Begin Dataset excerpts

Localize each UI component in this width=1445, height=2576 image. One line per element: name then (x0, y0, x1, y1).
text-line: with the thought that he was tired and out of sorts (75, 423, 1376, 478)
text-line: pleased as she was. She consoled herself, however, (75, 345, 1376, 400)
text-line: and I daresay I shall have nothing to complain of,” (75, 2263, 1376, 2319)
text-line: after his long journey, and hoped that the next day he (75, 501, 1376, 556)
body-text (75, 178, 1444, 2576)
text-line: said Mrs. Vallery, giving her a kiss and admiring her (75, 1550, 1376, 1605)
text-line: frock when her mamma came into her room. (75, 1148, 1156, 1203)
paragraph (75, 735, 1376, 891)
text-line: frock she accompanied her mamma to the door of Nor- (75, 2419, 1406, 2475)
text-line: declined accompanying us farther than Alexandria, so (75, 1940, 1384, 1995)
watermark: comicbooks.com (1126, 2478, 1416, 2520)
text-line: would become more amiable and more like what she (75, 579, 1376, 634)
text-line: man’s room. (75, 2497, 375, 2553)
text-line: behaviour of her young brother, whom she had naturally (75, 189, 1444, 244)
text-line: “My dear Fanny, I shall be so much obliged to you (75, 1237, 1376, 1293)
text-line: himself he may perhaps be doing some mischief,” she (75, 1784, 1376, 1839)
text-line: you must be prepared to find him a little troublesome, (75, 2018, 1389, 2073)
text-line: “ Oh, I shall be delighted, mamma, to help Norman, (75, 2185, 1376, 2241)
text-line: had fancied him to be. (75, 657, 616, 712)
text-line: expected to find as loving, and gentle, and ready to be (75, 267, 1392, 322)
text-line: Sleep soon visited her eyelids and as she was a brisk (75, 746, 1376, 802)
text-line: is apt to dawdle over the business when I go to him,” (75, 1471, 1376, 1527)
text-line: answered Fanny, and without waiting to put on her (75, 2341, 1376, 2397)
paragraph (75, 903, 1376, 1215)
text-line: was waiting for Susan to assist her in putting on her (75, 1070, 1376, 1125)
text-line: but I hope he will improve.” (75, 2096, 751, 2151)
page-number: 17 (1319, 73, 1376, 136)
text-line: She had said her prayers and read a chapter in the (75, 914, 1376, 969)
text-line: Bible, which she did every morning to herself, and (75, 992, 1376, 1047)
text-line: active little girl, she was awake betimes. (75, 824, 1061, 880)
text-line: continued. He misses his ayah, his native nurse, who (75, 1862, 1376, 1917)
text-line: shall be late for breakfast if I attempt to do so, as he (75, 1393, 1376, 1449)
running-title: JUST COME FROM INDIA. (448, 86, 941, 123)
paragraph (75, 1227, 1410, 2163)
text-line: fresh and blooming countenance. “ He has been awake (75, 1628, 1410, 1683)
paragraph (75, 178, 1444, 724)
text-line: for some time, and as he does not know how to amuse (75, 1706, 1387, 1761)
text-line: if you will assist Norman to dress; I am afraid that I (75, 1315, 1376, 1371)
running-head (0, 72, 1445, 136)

End Dataset excerpts

- **Prompt**: Rewrite the lines above, changing every "mamma" to "mother" and leaving everything else untouched.

- **Exercise response**:
Localize each UI component in this width=1445, height=2576 image. One line per element: name then (x0, y0, x1, y1).
text-line: with the thought that he was tired and out of sorts (75, 423, 1376, 478)
text-line: pleased as she was. She consoled herself, however, (75, 345, 1376, 400)
text-line: and I daresay I shall have nothing to complain of,” (75, 2263, 1376, 2319)
text-line: after his long journey, and hoped that the next day he (75, 501, 1376, 556)
body-text (75, 178, 1444, 2576)
text-line: said Mrs. Vallery, giving her a kiss and admiring her (75, 1550, 1376, 1605)
text-line: frock when her mother came into her room. (75, 1148, 1156, 1203)
paragraph (75, 735, 1376, 891)
text-line: frock she accompanied her mother to the door of Nor- (75, 2419, 1406, 2475)
text-line: declined accompanying us farther than Alexandria, so (75, 1940, 1384, 1995)
watermark: comicbooks.com (1126, 2478, 1416, 2520)
text-line: would become more amiable and more like what she (75, 579, 1376, 634)
text-line: man’s room. (75, 2497, 375, 2553)
text-line: behaviour of her young brother, whom she had naturally (75, 189, 1444, 244)
text-line: “My dear Fanny, I shall be so much obliged to you (75, 1237, 1376, 1293)
text-line: himself he may perhaps be doing some mischief,” she (75, 1784, 1376, 1839)
text-line: you must be prepared to find him a little troublesome, (75, 2018, 1389, 2073)
text-line: “ Oh, I shall be delighted, mother, to help Norman, (75, 2185, 1376, 2241)
text-line: had fancied him to be. (75, 657, 616, 712)
text-line: expected to find as loving, and gentle, and ready to be (75, 267, 1392, 322)
text-line: Sleep soon visited her eyelids and as she was a brisk (75, 746, 1376, 802)
text-line: is apt to dawdle over the business when I go to him,” (75, 1471, 1376, 1527)
text-line: answered Fanny, and without waiting to put on her (75, 2341, 1376, 2397)
paragraph (75, 903, 1376, 1215)
text-line: was waiting for Susan to assist her in putting on her (75, 1070, 1376, 1125)
text-line: but I hope he will improve.” (75, 2096, 751, 2151)
page-number: 17 (1319, 73, 1376, 136)
text-line: She had said her prayers and read a chapter in the (75, 914, 1376, 969)
text-line: Bible, which she did every morning to herself, and (75, 992, 1376, 1047)
text-line: active little girl, she was awake betimes. (75, 824, 1061, 880)
text-line: continued. He misses his ayah, his native nurse, who (75, 1862, 1376, 1917)
text-line: shall be late for breakfast if I attempt to do so, as he (75, 1393, 1376, 1449)
running-title: JUST COME FROM INDIA. (448, 86, 941, 123)
paragraph (75, 1227, 1410, 2163)
text-line: fresh and blooming countenance. “ He has been awake (75, 1628, 1410, 1683)
paragraph (75, 178, 1444, 724)
text-line: for some time, and as he does not know how to amuse (75, 1706, 1387, 1761)
text-line: if you will assist Norman to dress; I am afraid that I (75, 1315, 1376, 1371)
running-head (0, 72, 1445, 136)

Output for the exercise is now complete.